=== WHAT IS ASKED ===
Report each line of the data that includes the word "Määritä".

(Collection entries)
>>>
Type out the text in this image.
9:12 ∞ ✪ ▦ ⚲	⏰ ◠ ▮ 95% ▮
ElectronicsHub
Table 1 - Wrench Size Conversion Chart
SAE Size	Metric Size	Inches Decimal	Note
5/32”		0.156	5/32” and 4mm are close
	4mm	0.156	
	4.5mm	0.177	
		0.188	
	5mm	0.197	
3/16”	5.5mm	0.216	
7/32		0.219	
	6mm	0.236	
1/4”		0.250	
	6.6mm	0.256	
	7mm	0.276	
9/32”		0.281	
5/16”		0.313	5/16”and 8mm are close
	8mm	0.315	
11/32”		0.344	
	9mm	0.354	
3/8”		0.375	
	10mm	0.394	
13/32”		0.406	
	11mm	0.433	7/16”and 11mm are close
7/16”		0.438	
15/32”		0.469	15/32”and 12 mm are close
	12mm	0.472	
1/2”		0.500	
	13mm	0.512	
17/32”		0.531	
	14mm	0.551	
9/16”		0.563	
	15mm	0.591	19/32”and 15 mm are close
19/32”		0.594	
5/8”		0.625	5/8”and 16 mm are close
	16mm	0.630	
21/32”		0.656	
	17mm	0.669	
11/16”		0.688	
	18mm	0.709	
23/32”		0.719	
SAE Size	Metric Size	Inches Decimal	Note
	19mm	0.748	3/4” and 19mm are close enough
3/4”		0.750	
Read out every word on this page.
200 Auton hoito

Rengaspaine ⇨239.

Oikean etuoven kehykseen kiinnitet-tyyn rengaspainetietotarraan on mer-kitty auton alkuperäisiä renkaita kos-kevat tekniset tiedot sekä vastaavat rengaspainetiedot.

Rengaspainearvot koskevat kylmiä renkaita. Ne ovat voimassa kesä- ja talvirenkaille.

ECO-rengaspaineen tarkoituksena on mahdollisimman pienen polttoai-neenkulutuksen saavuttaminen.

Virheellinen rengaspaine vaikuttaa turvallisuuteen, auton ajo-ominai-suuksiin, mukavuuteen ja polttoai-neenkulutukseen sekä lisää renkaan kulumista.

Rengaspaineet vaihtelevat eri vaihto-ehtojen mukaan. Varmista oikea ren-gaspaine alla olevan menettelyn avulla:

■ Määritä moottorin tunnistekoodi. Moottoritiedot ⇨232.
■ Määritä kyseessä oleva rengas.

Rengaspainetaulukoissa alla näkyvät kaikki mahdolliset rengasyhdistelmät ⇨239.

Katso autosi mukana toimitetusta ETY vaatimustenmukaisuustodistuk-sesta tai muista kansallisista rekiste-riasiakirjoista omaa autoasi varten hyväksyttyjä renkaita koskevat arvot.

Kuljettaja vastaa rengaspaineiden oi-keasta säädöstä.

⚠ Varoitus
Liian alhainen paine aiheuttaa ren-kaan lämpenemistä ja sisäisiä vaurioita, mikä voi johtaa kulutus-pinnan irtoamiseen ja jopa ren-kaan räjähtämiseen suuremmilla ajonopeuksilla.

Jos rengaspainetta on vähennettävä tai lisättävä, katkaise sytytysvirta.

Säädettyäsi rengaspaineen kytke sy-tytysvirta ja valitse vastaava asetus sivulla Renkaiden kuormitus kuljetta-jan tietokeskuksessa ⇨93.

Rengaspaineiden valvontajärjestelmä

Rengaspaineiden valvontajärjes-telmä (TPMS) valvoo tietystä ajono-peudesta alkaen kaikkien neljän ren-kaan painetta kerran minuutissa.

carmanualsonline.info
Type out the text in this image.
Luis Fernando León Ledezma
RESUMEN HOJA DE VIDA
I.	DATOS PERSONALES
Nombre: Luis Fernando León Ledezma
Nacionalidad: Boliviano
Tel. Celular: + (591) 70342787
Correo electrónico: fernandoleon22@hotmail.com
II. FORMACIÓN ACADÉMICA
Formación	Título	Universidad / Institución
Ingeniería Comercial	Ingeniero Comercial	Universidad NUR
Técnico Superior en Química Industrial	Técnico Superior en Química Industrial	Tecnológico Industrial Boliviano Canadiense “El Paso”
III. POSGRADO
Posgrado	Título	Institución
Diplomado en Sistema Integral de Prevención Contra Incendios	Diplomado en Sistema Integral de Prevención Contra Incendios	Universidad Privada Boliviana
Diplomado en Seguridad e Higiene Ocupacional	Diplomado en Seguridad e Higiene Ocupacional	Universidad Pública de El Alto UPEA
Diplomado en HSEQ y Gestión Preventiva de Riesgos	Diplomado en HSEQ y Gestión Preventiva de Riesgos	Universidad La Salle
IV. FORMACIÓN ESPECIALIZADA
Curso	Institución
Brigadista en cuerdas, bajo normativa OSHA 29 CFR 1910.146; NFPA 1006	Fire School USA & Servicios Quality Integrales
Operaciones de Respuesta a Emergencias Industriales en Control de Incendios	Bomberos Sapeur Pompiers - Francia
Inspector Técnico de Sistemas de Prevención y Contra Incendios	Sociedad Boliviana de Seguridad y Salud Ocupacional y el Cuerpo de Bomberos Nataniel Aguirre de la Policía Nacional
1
<<<
=== ANSWER ===
■ Määritä moottorin tunnistekoodi. Moottoritiedot ⇨232.
■ Määritä kyseessä oleva rengas.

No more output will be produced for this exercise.